### Data records
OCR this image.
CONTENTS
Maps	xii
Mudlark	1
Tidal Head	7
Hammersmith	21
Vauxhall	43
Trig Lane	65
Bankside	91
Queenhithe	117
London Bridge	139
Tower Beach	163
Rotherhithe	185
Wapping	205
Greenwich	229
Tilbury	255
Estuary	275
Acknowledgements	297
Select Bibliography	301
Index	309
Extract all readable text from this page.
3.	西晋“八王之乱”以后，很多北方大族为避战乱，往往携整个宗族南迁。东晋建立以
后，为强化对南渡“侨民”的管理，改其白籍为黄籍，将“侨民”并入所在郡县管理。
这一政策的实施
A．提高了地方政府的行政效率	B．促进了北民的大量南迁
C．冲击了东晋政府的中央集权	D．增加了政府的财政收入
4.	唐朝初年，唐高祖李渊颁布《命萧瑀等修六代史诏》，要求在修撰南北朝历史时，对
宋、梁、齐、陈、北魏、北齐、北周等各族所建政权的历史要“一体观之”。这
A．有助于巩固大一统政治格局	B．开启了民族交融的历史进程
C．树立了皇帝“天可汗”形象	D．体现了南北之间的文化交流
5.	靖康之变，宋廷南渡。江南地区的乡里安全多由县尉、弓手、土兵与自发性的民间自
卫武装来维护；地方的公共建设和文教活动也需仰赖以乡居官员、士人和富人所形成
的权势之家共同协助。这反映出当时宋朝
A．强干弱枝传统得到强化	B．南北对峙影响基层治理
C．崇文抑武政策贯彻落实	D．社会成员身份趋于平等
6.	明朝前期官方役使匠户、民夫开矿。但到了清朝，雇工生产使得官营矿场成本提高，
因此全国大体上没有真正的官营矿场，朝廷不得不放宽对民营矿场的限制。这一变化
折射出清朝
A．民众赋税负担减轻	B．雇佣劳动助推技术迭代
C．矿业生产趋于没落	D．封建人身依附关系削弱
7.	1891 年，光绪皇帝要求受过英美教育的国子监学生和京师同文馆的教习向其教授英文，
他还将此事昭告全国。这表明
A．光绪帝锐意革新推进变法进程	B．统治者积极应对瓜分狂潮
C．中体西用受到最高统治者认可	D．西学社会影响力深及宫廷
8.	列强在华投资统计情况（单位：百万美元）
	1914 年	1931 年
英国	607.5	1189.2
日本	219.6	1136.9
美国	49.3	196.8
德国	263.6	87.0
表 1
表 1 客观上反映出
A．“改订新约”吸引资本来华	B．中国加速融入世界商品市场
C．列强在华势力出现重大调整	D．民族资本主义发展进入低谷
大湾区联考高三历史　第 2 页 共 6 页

### What the exercise asks
Count the lines that include the word "this" and state the result as a bare number.

### Result of the task
2